▶ [Data to process]

* begin *

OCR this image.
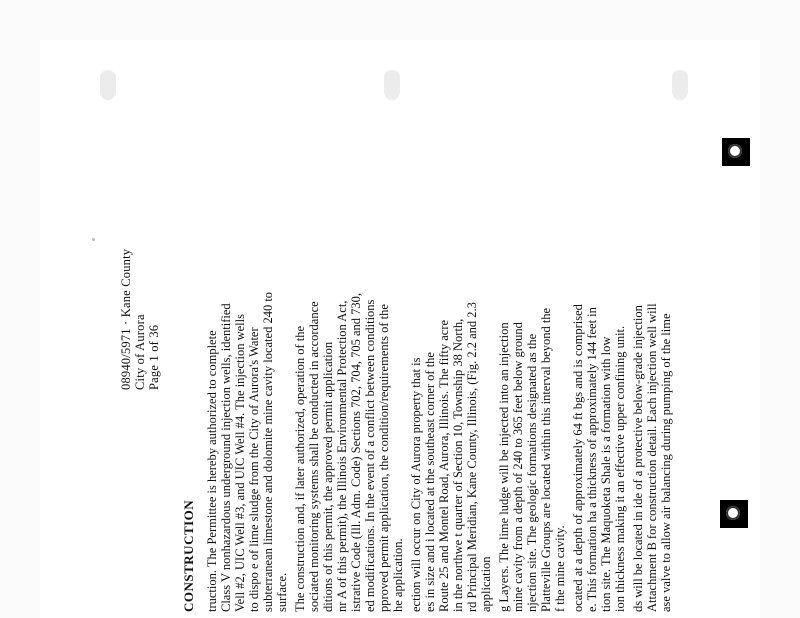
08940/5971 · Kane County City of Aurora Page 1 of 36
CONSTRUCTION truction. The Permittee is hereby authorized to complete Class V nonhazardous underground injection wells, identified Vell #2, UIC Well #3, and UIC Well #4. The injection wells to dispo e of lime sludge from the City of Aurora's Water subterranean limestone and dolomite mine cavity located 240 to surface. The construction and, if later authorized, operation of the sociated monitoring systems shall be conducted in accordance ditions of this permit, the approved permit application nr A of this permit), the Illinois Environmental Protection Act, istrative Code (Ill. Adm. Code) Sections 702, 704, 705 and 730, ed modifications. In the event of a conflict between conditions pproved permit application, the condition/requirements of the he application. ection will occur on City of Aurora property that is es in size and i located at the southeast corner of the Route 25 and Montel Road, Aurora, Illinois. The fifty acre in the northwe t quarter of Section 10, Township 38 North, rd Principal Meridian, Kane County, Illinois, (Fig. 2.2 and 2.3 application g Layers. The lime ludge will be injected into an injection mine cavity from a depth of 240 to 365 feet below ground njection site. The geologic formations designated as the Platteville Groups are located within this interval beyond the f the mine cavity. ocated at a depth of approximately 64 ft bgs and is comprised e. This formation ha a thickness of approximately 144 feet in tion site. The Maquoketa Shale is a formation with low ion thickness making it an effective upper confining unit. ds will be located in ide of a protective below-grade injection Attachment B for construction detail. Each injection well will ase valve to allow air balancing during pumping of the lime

* end *
* begin *

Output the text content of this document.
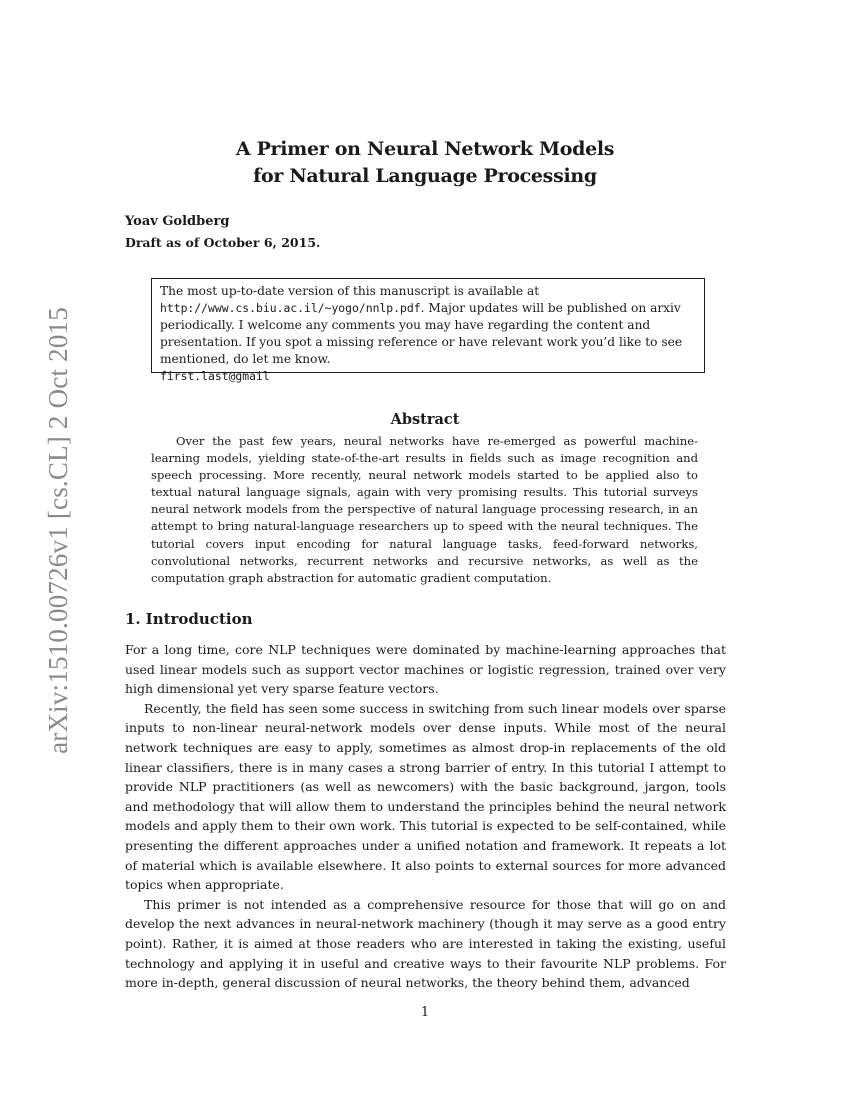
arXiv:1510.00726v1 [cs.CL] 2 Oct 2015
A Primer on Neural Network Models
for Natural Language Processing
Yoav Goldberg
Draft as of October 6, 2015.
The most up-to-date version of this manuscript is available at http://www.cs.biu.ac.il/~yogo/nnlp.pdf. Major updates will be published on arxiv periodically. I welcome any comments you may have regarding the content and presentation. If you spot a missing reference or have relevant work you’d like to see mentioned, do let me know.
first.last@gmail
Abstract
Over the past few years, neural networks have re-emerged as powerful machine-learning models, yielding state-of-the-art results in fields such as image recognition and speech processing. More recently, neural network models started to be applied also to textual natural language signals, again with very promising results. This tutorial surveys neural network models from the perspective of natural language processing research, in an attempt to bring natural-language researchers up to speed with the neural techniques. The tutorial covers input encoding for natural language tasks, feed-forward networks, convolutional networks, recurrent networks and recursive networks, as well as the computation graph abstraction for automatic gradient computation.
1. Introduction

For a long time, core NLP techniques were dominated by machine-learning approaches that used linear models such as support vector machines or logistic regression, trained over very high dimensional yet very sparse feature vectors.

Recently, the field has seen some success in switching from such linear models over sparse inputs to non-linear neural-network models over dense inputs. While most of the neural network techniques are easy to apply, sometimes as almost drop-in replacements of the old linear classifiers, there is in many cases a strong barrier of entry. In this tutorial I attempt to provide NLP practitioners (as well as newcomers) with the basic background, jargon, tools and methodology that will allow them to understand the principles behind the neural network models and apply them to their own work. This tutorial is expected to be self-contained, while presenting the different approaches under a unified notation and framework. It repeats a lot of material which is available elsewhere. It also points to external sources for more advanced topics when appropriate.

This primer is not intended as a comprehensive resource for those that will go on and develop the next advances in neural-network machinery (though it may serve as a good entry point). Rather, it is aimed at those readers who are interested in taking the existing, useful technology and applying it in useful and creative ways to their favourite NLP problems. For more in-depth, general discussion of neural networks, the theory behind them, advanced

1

* end *
* begin *

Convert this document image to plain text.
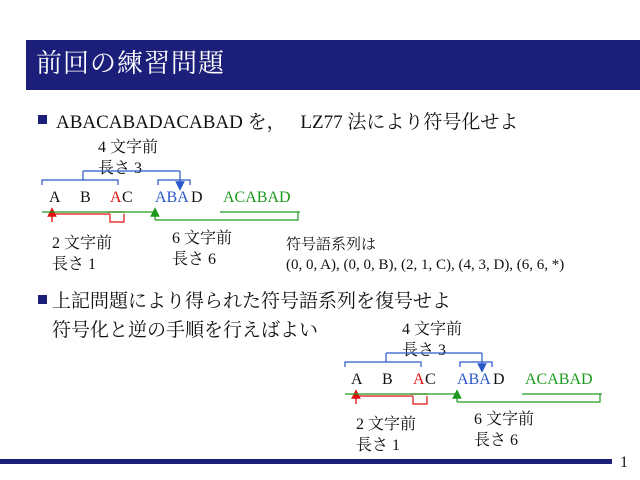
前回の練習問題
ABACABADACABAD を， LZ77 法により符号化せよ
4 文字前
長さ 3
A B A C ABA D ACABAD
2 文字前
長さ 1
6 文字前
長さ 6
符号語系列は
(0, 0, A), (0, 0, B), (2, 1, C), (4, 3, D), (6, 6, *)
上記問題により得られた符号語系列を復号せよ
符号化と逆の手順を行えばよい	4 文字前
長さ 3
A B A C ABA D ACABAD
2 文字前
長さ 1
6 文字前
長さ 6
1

* end *

▶ [The request] Gather every line containing the word "document" and copy it.

▶ [Correct result]
Output the text content of this document.
Convert this document image to plain text.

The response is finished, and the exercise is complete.